EXCERPTED DATA:
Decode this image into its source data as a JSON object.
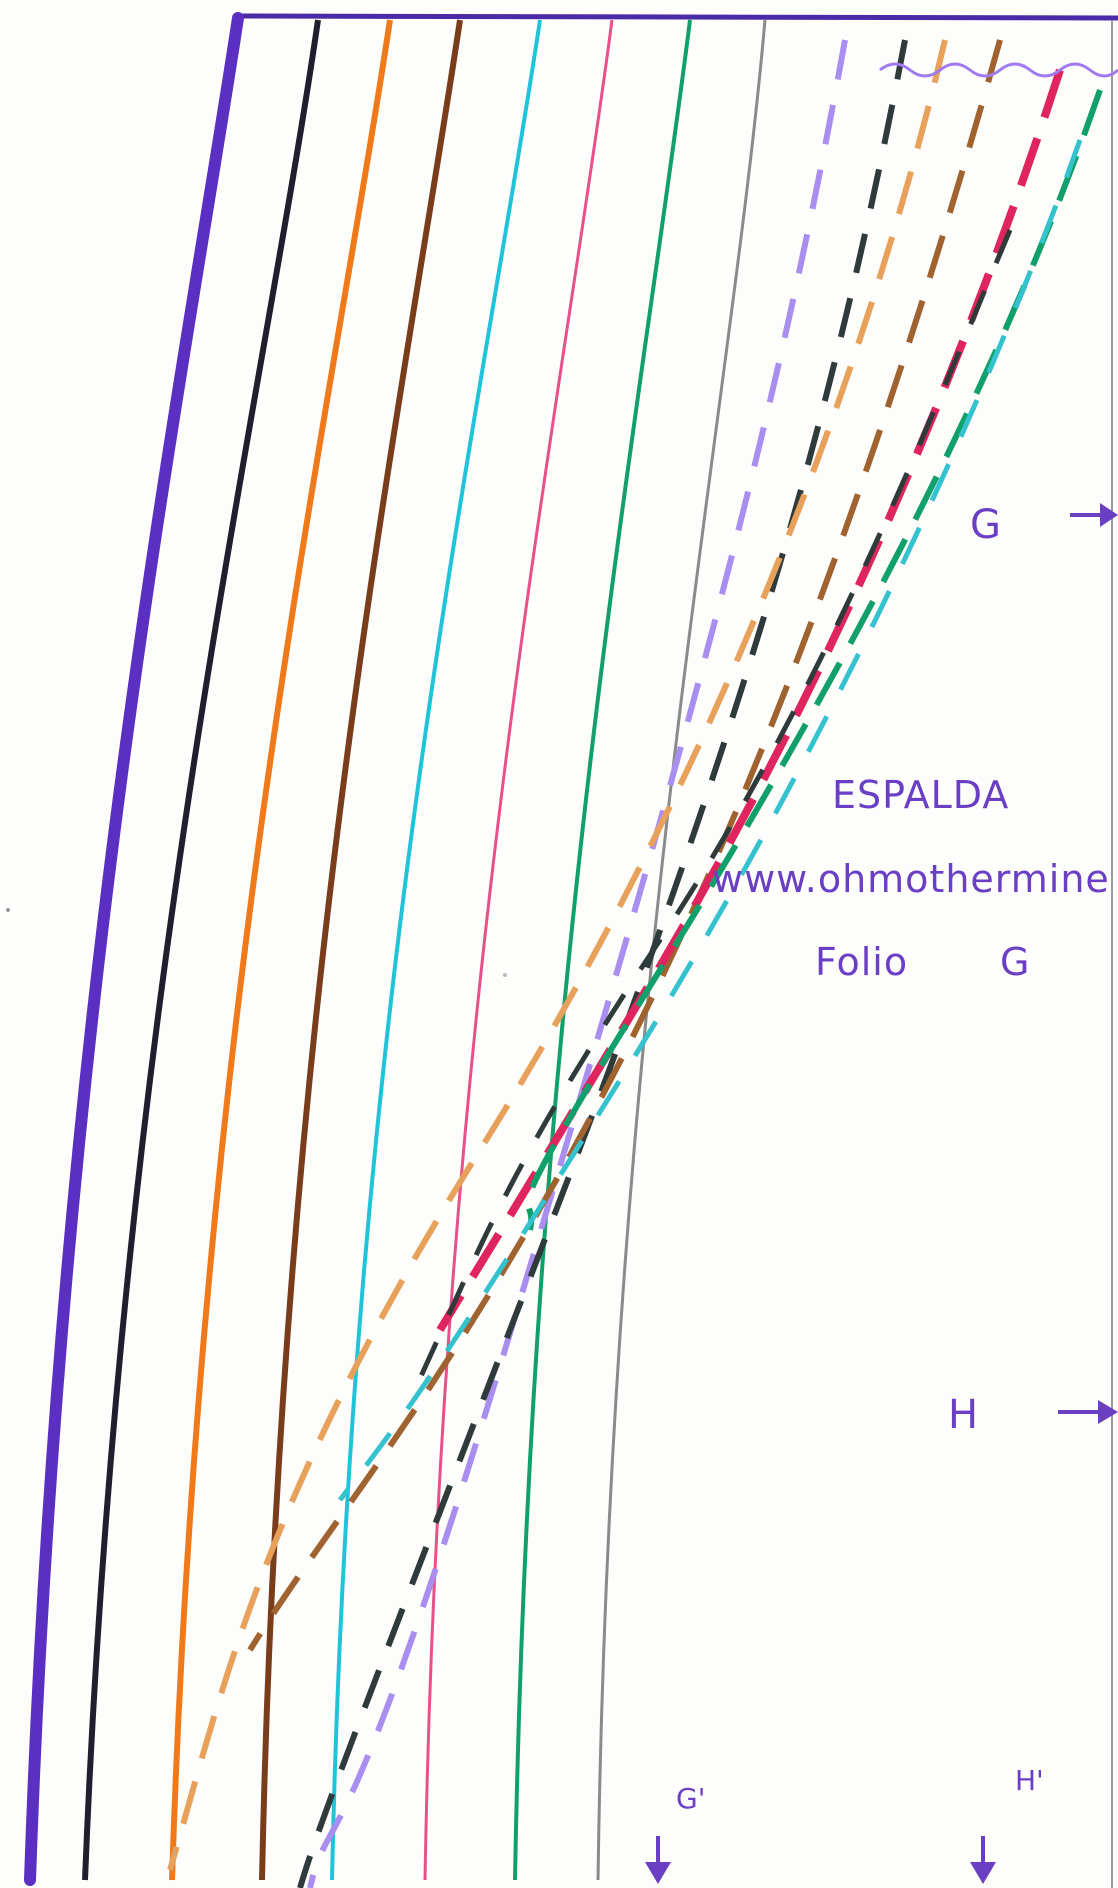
{
  "pattern": {
    "piece_label": "ESPALDA",
    "website": "www.ohmothermine",
    "folio_label": "Folio",
    "folio_value": "G",
    "notch_g_label": "G",
    "notch_h_label": "H",
    "notch_g_prime_label": "G'",
    "notch_h_prime_label": "H'"
  },
  "size_lines": [
    {
      "color": "#5a2fc2",
      "style": "solid"
    },
    {
      "color": "#1f1f2e",
      "style": "solid"
    },
    {
      "color": "#f07a1a",
      "style": "solid"
    },
    {
      "color": "#7a3d1c",
      "style": "solid"
    },
    {
      "color": "#20c4d8",
      "style": "solid"
    },
    {
      "color": "#e8508a",
      "style": "solid"
    },
    {
      "color": "#12a06a",
      "style": "solid"
    },
    {
      "color": "#8a8a8a",
      "style": "solid"
    }
  ],
  "dashed_lines": [
    {
      "color": "#a98ef0"
    },
    {
      "color": "#2f3a3a"
    },
    {
      "color": "#e8a15a"
    },
    {
      "color": "#a0622e"
    },
    {
      "color": "#e0245e"
    },
    {
      "color": "#12a06a"
    },
    {
      "color": "#35c2cf"
    }
  ],
  "accent_color": "#6b3fc4"
}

WHAT IS NEEDED:
Omit each picture, then return all of the listing exactly as it stands.

RESPONSE:
Decode this image into its source data as a JSON object.
{
  "pattern": {
    "piece_label": "ESPALDA",
    "website": "www.ohmothermine",
    "folio_label": "Folio",
    "folio_value": "G",
    "notch_g_label": "G",
    "notch_h_label": "H",
    "notch_g_prime_label": "G'",
    "notch_h_prime_label": "H'"
  },
  "size_lines": [
    {
      "color": "#5a2fc2",
      "style": "solid"
    },
    {
      "color": "#1f1f2e",
      "style": "solid"
    },
    {
      "color": "#f07a1a",
      "style": "solid"
    },
    {
      "color": "#7a3d1c",
      "style": "solid"
    },
    {
      "color": "#20c4d8",
      "style": "solid"
    },
    {
      "color": "#e8508a",
      "style": "solid"
    },
    {
      "color": "#12a06a",
      "style": "solid"
    },
    {
      "color": "#8a8a8a",
      "style": "solid"
    }
  ],
  "dashed_lines": [
    {
      "color": "#a98ef0"
    },
    {
      "color": "#2f3a3a"
    },
    {
      "color": "#e8a15a"
    },
    {
      "color": "#a0622e"
    },
    {
      "color": "#e0245e"
    },
    {
      "color": "#12a06a"
    },
    {
      "color": "#35c2cf"
    }
  ],
  "accent_color": "#6b3fc4"
}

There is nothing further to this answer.